§ **INSTRUCTIONS FOR THE TASK**: Extract the listing in its entirety, keeping each line identical to the original.
[START EXERCISE INPUT]
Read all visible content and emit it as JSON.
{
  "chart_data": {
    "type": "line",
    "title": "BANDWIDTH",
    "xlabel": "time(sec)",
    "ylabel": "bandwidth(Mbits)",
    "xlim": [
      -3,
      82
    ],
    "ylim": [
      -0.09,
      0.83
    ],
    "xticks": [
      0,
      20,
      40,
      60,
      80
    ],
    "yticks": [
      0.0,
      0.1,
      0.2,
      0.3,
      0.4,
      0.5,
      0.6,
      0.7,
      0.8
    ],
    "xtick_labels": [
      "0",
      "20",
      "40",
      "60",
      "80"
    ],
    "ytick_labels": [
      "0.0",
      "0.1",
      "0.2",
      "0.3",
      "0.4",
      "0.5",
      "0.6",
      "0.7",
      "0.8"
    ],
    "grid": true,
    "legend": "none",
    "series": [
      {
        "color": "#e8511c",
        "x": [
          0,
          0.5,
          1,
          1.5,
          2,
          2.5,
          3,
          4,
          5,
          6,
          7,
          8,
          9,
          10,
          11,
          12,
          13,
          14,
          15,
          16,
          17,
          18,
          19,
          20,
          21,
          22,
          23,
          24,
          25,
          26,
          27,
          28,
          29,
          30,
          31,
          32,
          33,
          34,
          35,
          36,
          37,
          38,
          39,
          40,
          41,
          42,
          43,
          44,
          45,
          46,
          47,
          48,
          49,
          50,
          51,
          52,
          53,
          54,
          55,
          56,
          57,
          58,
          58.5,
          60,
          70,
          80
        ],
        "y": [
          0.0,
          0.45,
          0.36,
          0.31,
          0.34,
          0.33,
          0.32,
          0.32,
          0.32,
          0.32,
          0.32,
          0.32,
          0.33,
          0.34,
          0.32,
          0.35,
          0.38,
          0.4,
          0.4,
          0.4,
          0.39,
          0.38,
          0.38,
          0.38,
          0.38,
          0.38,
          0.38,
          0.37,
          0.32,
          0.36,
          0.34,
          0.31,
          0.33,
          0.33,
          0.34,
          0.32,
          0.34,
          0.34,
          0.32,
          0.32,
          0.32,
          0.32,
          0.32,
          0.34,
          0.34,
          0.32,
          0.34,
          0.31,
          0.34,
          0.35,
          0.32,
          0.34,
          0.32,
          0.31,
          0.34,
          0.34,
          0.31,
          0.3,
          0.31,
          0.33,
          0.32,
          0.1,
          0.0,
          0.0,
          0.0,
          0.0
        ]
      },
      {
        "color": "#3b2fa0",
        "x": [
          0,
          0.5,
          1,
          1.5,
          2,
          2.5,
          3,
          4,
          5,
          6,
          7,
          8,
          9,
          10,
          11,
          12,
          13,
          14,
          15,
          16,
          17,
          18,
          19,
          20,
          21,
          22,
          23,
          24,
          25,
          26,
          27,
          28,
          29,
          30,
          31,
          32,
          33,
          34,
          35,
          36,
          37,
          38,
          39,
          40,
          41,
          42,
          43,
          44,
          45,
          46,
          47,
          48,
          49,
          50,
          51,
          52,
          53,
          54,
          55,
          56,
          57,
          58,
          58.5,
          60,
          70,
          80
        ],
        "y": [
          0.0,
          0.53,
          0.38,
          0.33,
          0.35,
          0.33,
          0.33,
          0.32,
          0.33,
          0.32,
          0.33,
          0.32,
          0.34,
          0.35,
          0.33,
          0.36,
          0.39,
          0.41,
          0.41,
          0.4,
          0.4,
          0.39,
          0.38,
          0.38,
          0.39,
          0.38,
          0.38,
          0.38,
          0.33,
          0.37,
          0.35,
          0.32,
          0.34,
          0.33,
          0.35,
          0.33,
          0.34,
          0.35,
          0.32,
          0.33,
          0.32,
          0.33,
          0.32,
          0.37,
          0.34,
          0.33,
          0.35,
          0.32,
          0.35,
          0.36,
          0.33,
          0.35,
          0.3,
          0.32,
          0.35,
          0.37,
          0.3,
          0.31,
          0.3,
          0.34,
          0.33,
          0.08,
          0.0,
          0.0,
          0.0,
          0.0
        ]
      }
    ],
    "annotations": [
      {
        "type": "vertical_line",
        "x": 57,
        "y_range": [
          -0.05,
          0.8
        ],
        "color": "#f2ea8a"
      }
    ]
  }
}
[END EXERCISE INPUT]
§ **RESULT OF THIS EXERCISE**:
Read all visible content and emit it as JSON.
{
  "chart_data": {
    "type": "line",
    "title": "BANDWIDTH",
    "xlabel": "time(sec)",
    "ylabel": "bandwidth(Mbits)",
    "xlim": [
      -3,
      82
    ],
    "ylim": [
      -0.09,
      0.83
    ],
    "xticks": [
      0,
      20,
      40,
      60,
      80
    ],
    "yticks": [
      0.0,
      0.1,
      0.2,
      0.3,
      0.4,
      0.5,
      0.6,
      0.7,
      0.8
    ],
    "xtick_labels": [
      "0",
      "20",
      "40",
      "60",
      "80"
    ],
    "ytick_labels": [
      "0.0",
      "0.1",
      "0.2",
      "0.3",
      "0.4",
      "0.5",
      "0.6",
      "0.7",
      "0.8"
    ],
    "grid": true,
    "legend": "none",
    "series": [
      {
        "color": "#e8511c",
        "x": [
          0,
          0.5,
          1,
          1.5,
          2,
          2.5,
          3,
          4,
          5,
          6,
          7,
          8,
          9,
          10,
          11,
          12,
          13,
          14,
          15,
          16,
          17,
          18,
          19,
          20,
          21,
          22,
          23,
          24,
          25,
          26,
          27,
          28,
          29,
          30,
          31,
          32,
          33,
          34,
          35,
          36,
          37,
          38,
          39,
          40,
          41,
          42,
          43,
          44,
          45,
          46,
          47,
          48,
          49,
          50,
          51,
          52,
          53,
          54,
          55,
          56,
          57,
          58,
          58.5,
          60,
          70,
          80
        ],
        "y": [
          0.0,
          0.45,
          0.36,
          0.31,
          0.34,
          0.33,
          0.32,
          0.32,
          0.32,
          0.32,
          0.32,
          0.32,
          0.33,
          0.34,
          0.32,
          0.35,
          0.38,
          0.4,
          0.4,
          0.4,
          0.39,
          0.38,
          0.38,
          0.38,
          0.38,
          0.38,
          0.38,
          0.37,
          0.32,
          0.36,
          0.34,
          0.31,
          0.33,
          0.33,
          0.34,
          0.32,
          0.34,
          0.34,
          0.32,
          0.32,
          0.32,
          0.32,
          0.32,
          0.34,
          0.34,
          0.32,
          0.34,
          0.31,
          0.34,
          0.35,
          0.32,
          0.34,
          0.32,
          0.31,
          0.34,
          0.34,
          0.31,
          0.3,
          0.31,
          0.33,
          0.32,
          0.1,
          0.0,
          0.0,
          0.0,
          0.0
        ]
      },
      {
        "color": "#3b2fa0",
        "x": [
          0,
          0.5,
          1,
          1.5,
          2,
          2.5,
          3,
          4,
          5,
          6,
          7,
          8,
          9,
          10,
          11,
          12,
          13,
          14,
          15,
          16,
          17,
          18,
          19,
          20,
          21,
          22,
          23,
          24,
          25,
          26,
          27,
          28,
          29,
          30,
          31,
          32,
          33,
          34,
          35,
          36,
          37,
          38,
          39,
          40,
          41,
          42,
          43,
          44,
          45,
          46,
          47,
          48,
          49,
          50,
          51,
          52,
          53,
          54,
          55,
          56,
          57,
          58,
          58.5,
          60,
          70,
          80
        ],
        "y": [
          0.0,
          0.53,
          0.38,
          0.33,
          0.35,
          0.33,
          0.33,
          0.32,
          0.33,
          0.32,
          0.33,
          0.32,
          0.34,
          0.35,
          0.33,
          0.36,
          0.39,
          0.41,
          0.41,
          0.4,
          0.4,
          0.39,
          0.38,
          0.38,
          0.39,
          0.38,
          0.38,
          0.38,
          0.33,
          0.37,
          0.35,
          0.32,
          0.34,
          0.33,
          0.35,
          0.33,
          0.34,
          0.35,
          0.32,
          0.33,
          0.32,
          0.33,
          0.32,
          0.37,
          0.34,
          0.33,
          0.35,
          0.32,
          0.35,
          0.36,
          0.33,
          0.35,
          0.3,
          0.32,
          0.35,
          0.37,
          0.3,
          0.31,
          0.3,
          0.34,
          0.33,
          0.08,
          0.0,
          0.0,
          0.0,
          0.0
        ]
      }
    ],
    "annotations": [
      {
        "type": "vertical_line",
        "x": 57,
        "y_range": [
          -0.05,
          0.8
        ],
        "color": "#f2ea8a"
      }
    ]
  }
}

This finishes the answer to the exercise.